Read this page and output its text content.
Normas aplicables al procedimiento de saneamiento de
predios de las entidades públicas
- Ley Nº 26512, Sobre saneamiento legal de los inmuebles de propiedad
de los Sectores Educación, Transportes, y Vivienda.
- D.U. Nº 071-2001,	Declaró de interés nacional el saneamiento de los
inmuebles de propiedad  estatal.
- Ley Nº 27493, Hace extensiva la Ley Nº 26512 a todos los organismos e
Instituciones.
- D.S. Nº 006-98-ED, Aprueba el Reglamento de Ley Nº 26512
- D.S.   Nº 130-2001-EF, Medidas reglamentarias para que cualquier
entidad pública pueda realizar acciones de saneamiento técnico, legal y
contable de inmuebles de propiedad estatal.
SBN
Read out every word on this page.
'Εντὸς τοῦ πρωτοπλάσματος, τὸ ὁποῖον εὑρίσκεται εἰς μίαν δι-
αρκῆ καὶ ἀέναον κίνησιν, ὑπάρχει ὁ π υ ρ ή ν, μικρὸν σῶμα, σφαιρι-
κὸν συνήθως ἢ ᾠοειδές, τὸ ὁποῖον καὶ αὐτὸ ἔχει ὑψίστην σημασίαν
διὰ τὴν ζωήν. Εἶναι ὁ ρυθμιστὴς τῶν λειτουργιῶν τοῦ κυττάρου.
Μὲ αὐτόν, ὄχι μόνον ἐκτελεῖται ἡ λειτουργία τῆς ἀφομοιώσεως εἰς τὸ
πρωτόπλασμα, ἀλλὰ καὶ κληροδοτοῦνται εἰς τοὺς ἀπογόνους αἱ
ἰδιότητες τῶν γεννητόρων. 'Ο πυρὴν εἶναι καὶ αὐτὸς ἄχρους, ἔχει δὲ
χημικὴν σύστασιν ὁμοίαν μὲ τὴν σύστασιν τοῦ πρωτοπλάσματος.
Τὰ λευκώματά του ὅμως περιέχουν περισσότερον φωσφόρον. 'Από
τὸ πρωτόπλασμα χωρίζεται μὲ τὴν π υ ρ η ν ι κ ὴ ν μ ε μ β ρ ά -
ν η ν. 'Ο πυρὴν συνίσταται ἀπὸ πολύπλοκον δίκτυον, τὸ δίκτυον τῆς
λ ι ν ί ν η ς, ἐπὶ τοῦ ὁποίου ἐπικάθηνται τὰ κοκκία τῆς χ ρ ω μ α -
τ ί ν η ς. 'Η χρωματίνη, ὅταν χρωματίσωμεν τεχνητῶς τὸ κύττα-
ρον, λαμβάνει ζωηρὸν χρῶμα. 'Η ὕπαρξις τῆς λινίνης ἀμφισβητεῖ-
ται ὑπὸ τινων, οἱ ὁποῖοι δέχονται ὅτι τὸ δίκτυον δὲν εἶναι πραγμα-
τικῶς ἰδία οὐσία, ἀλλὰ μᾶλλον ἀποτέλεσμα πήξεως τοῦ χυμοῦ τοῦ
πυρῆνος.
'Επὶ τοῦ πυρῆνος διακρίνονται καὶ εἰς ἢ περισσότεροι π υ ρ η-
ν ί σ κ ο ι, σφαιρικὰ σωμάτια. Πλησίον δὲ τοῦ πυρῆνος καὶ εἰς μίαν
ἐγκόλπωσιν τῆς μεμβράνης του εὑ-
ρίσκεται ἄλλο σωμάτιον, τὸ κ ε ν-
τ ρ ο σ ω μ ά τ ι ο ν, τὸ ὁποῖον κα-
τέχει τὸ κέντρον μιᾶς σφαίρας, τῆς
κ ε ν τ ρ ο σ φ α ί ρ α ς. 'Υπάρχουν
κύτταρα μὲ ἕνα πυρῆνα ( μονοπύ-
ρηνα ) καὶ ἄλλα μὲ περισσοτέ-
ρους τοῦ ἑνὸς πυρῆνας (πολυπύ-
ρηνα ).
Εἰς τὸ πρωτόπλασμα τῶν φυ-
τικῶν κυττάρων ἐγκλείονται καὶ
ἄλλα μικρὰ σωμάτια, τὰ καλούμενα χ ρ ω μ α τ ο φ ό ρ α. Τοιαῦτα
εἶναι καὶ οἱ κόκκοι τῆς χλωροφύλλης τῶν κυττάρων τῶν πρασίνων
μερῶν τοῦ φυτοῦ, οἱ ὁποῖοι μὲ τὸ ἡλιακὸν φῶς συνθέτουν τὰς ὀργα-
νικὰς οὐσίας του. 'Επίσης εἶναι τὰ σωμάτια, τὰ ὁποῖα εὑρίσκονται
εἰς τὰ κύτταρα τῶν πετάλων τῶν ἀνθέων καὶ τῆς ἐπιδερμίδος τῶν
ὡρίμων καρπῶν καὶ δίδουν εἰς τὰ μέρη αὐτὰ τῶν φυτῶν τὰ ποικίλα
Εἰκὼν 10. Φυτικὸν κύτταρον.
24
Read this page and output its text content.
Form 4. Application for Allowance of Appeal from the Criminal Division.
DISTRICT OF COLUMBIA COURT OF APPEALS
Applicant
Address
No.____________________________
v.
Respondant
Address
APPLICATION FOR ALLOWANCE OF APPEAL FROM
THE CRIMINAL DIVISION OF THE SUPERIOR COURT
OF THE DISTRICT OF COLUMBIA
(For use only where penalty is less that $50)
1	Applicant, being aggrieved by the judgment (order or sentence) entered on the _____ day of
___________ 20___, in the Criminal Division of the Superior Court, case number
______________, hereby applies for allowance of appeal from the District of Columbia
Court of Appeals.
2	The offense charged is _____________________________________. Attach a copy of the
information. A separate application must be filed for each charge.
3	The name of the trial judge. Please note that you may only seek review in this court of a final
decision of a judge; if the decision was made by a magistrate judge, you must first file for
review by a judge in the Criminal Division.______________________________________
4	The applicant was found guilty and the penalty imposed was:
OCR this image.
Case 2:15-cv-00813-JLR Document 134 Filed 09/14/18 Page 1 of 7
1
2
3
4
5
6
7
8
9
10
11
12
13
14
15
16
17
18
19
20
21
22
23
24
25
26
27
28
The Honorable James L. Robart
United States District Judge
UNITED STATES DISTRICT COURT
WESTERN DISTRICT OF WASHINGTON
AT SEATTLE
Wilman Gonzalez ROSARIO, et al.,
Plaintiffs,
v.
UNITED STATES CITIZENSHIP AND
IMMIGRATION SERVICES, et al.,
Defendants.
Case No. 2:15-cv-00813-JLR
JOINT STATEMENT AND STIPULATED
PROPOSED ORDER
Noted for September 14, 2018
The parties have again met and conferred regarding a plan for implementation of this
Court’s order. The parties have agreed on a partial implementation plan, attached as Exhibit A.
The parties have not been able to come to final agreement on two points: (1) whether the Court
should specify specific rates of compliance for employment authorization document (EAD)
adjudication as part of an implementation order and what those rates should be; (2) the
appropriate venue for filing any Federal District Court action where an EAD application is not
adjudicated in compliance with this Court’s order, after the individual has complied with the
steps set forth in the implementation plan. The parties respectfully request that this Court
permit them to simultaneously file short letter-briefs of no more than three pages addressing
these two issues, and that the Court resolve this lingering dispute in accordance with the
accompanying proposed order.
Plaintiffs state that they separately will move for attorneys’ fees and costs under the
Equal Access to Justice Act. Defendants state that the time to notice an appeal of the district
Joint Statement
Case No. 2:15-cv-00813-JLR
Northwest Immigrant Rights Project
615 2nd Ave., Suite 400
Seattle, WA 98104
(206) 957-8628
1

### SHORT PROBLEM
Copy out each line of the records that holds the string "penalty".

### COMPLETED TASK
(For use only where penalty is less that $50)
4	The applicant was found guilty and the penalty imposed was:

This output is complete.